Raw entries
* * * * * * * * *
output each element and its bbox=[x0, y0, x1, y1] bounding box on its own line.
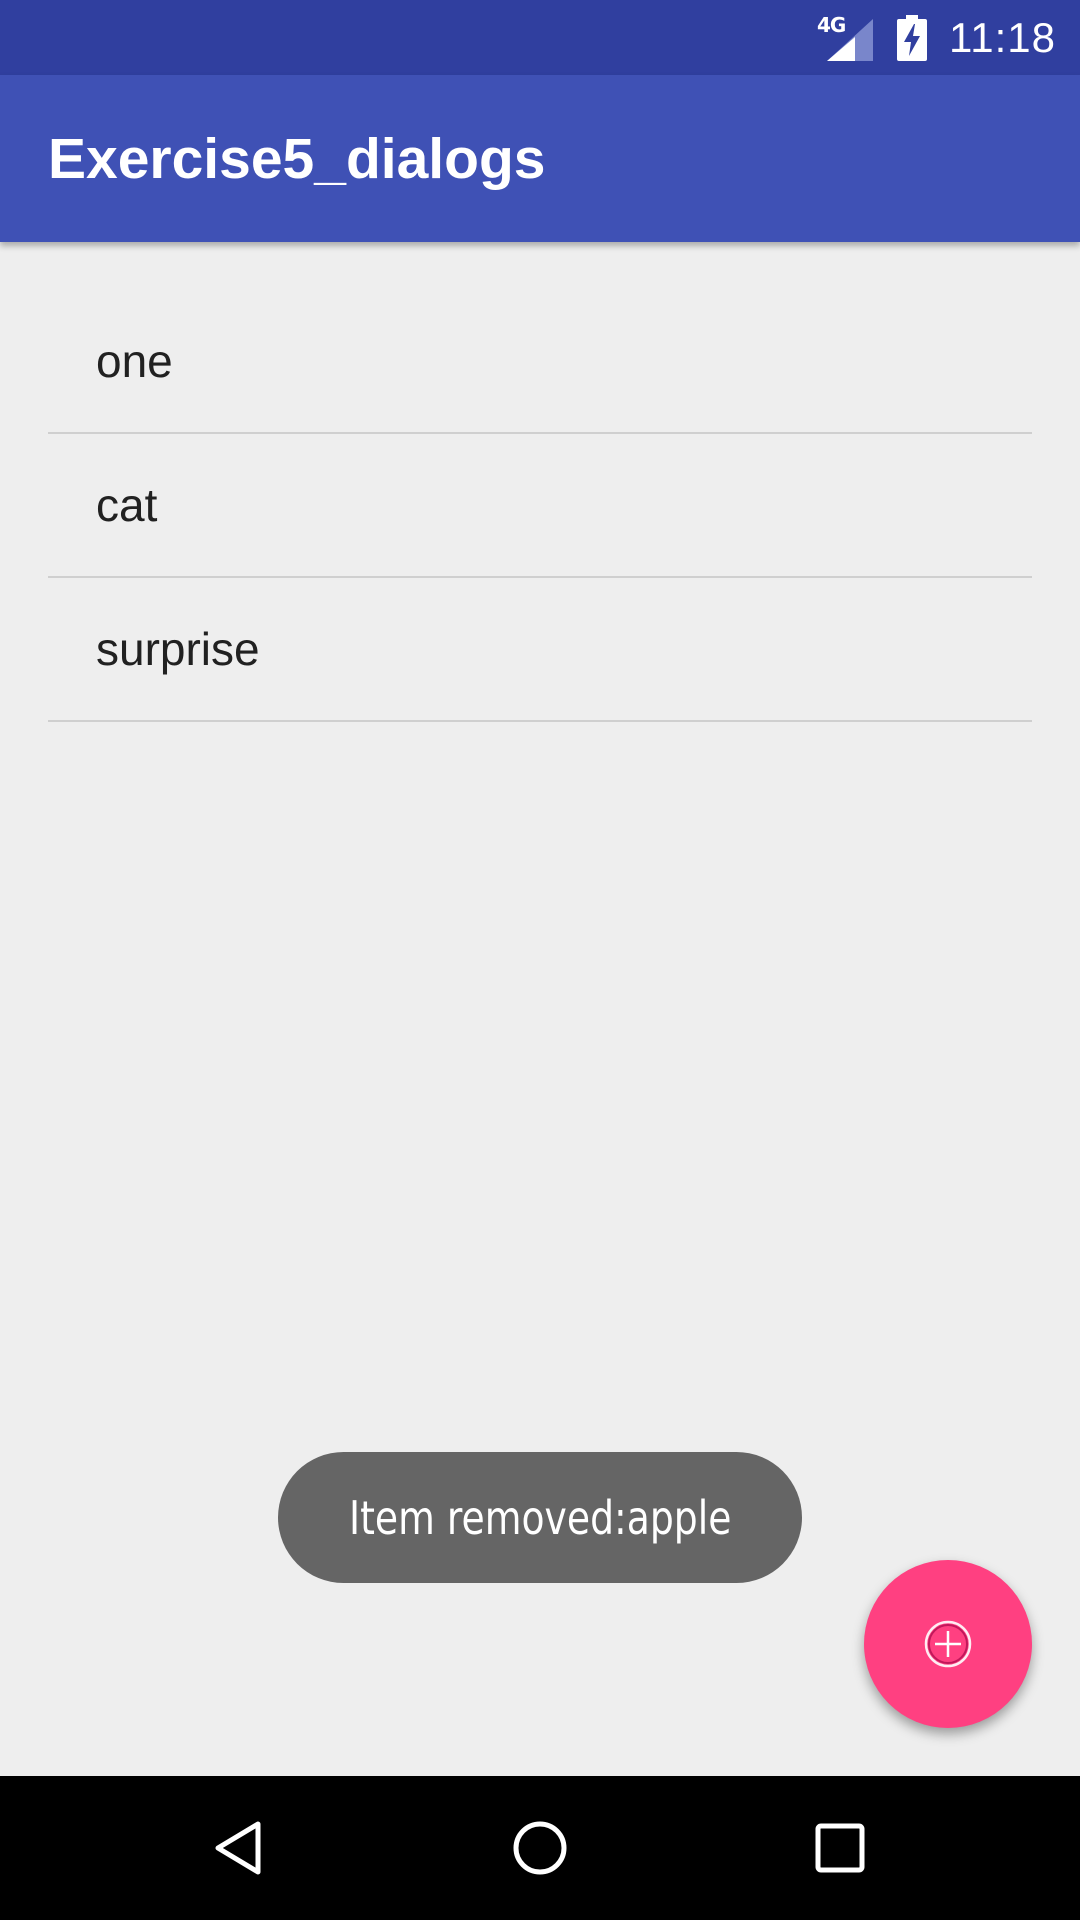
battery-charging-icon bbox=[897, 14, 927, 61]
screen: 4G 11:18 Exercise5_dialogs one cat surpr… bbox=[0, 0, 1080, 1920]
status-bar: 4G 11:18 bbox=[0, 0, 1080, 75]
list-item[interactable]: cat bbox=[48, 434, 1032, 578]
status-icons: 4G 11:18 bbox=[817, 0, 1056, 75]
item-list: one cat surprise bbox=[48, 290, 1032, 722]
list-item-label: one bbox=[96, 335, 173, 387]
signal-icon bbox=[827, 18, 873, 61]
list-item[interactable]: surprise bbox=[48, 578, 1032, 722]
app-title: Exercise5_dialogs bbox=[48, 126, 546, 191]
clock: 11:18 bbox=[949, 13, 1056, 61]
list-item-label: surprise bbox=[96, 623, 260, 675]
app-bar: Exercise5_dialogs bbox=[0, 75, 1080, 242]
recents-icon bbox=[815, 1823, 865, 1873]
add-circle-icon bbox=[924, 1620, 972, 1668]
add-button[interactable] bbox=[864, 1560, 1032, 1728]
toast: Item removed:apple bbox=[278, 1452, 802, 1583]
home-icon bbox=[513, 1821, 567, 1875]
toast-message: Item removed:apple bbox=[348, 1490, 732, 1545]
list-item-label: cat bbox=[96, 479, 158, 531]
list-item[interactable]: one bbox=[48, 290, 1032, 434]
back-button[interactable] bbox=[165, 1776, 315, 1920]
navigation-bar bbox=[0, 1776, 1080, 1920]
recents-button[interactable] bbox=[765, 1776, 915, 1920]
network-indicator: 4G bbox=[817, 13, 873, 61]
home-button[interactable] bbox=[465, 1776, 615, 1920]
back-icon bbox=[215, 1821, 261, 1875]
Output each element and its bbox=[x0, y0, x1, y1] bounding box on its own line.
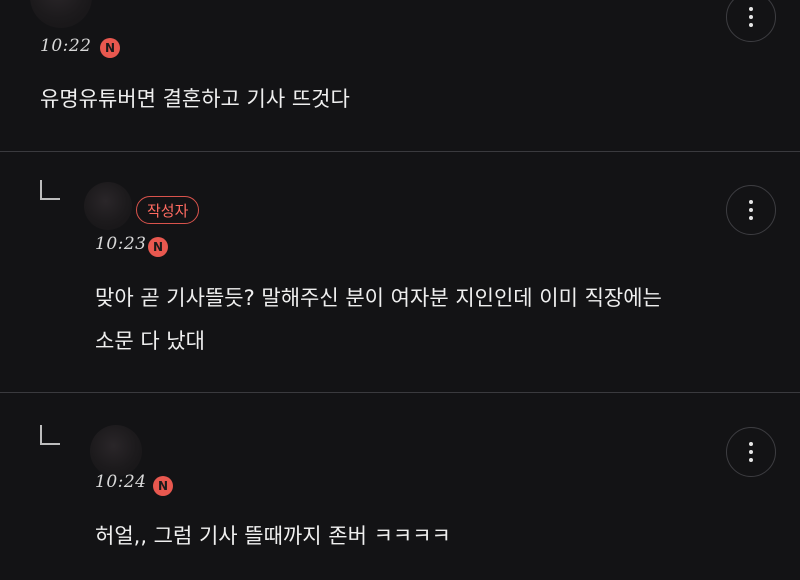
more-vertical-icon bbox=[749, 216, 753, 220]
more-vertical-icon bbox=[749, 450, 753, 454]
more-vertical-icon bbox=[749, 208, 753, 212]
reply-comment-item: 10:24 N 허얼,, 그럼 기사 뜰때까지 존버 ㅋㅋㅋㅋ bbox=[0, 393, 800, 580]
comment-time: 10:22 bbox=[40, 36, 92, 56]
more-vertical-icon bbox=[749, 23, 753, 27]
more-vertical-icon bbox=[749, 200, 753, 204]
more-vertical-icon bbox=[749, 458, 753, 462]
comment-time: 10:23 bbox=[95, 234, 147, 254]
comment-time: 10:24 bbox=[95, 472, 147, 492]
more-options-button[interactable] bbox=[726, 0, 776, 42]
comment-body: 허얼,, 그럼 기사 뜰때까지 존버 ㅋㅋㅋㅋ bbox=[95, 524, 451, 548]
more-vertical-icon bbox=[749, 442, 753, 446]
author-badge: 작성자 bbox=[136, 196, 200, 224]
reply-arrow-icon bbox=[40, 425, 60, 445]
reply-comment-item: 작성자 10:23 N 맞아 곧 기사뜰듯? 말해주신 분이 여자분 지인인데 … bbox=[0, 152, 800, 392]
new-badge: N bbox=[100, 38, 120, 58]
comment-item: 10:22 N 유명유튜버면 결혼하고 기사 뜨것다 bbox=[0, 0, 800, 151]
comment-body: 유명유튜버면 결혼하고 기사 뜨것다 bbox=[40, 87, 350, 111]
more-options-button[interactable] bbox=[726, 427, 776, 477]
avatar[interactable] bbox=[30, 0, 92, 28]
avatar[interactable] bbox=[90, 425, 142, 477]
reply-arrow-icon bbox=[40, 180, 60, 200]
new-badge: N bbox=[153, 476, 173, 496]
more-options-button[interactable] bbox=[726, 185, 776, 235]
avatar[interactable] bbox=[84, 182, 132, 230]
new-badge: N bbox=[148, 237, 168, 257]
comment-body: 맞아 곧 기사뜰듯? 말해주신 분이 여자분 지인인데 이미 직장에는 소문 다… bbox=[95, 286, 662, 353]
more-vertical-icon bbox=[749, 7, 753, 11]
more-vertical-icon bbox=[749, 15, 753, 19]
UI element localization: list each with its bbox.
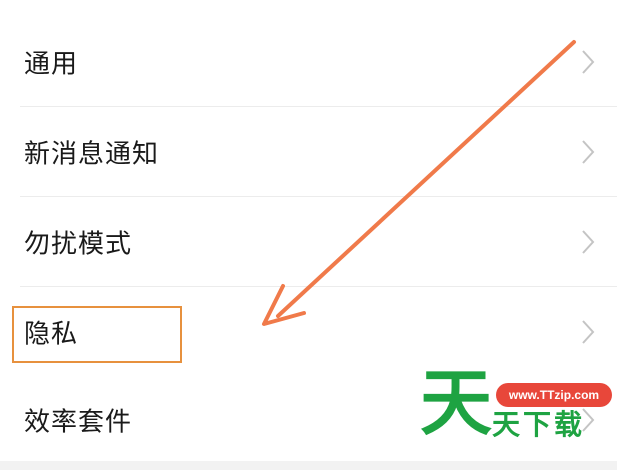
divider bbox=[20, 106, 617, 107]
settings-item-label: 新消息通知 bbox=[24, 139, 160, 170]
chevron-right-icon bbox=[582, 140, 595, 164]
bottom-separator bbox=[0, 461, 617, 470]
settings-item-label: 勿扰模式 bbox=[24, 229, 133, 260]
divider bbox=[20, 196, 617, 197]
settings-item-label: 通用 bbox=[24, 49, 79, 80]
watermark-url: www.TTzip.com bbox=[496, 383, 612, 407]
settings-item-label: 效率套件 bbox=[24, 407, 133, 438]
chevron-right-icon bbox=[582, 230, 595, 254]
chevron-right-icon bbox=[582, 320, 595, 344]
watermark-logo: 天 www.TTzip.com 天下载 bbox=[420, 367, 615, 448]
watermark-name: 天下载 bbox=[492, 408, 586, 441]
settings-item-do-not-disturb[interactable]: 勿扰模式 bbox=[0, 198, 617, 286]
chevron-right-icon bbox=[582, 50, 595, 74]
highlight-box bbox=[12, 306, 182, 363]
watermark-logo-mark: 天 bbox=[420, 361, 493, 445]
settings-item-new-message-notifications[interactable]: 新消息通知 bbox=[0, 108, 617, 196]
divider bbox=[20, 286, 617, 287]
settings-item-general[interactable]: 通用 bbox=[0, 18, 617, 106]
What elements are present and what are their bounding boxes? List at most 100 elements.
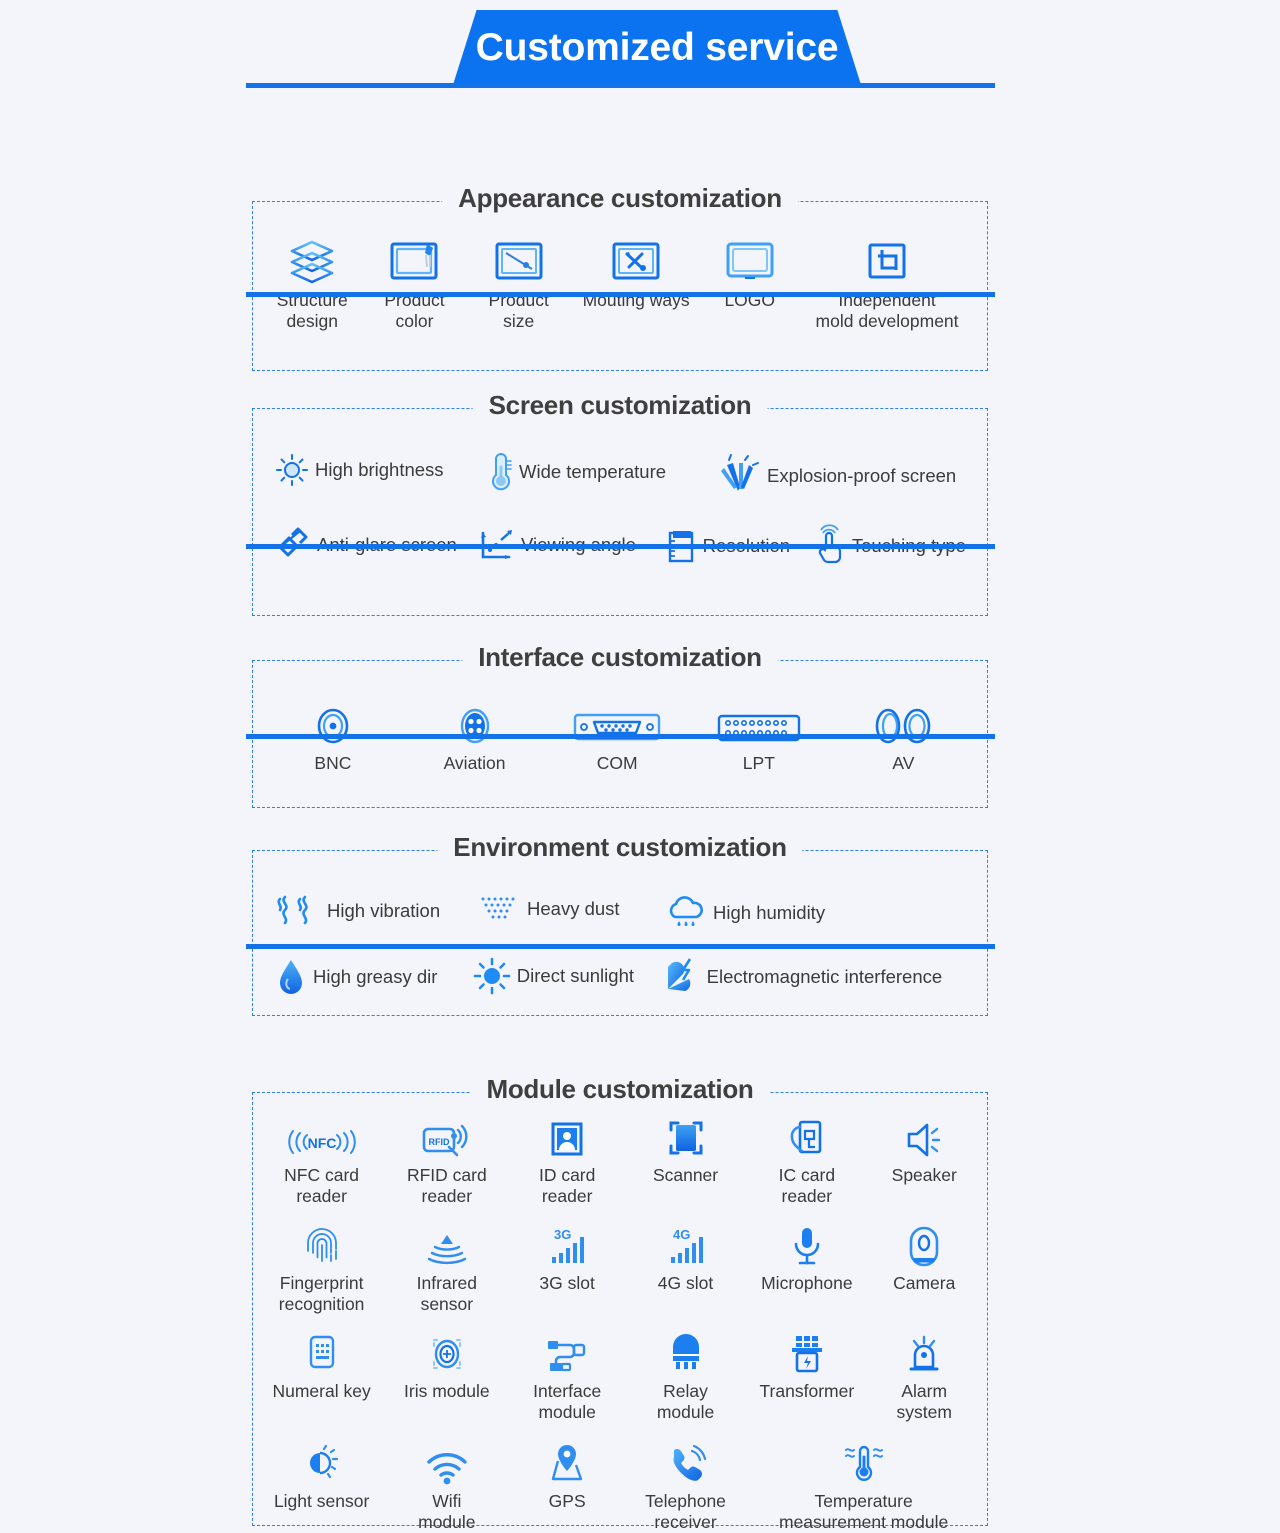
* * * * * * * * *
--- Problem statement ---
Count the lines in the entries above that contain the string "status". Reply with the number only.

--- Exercise solution ---
2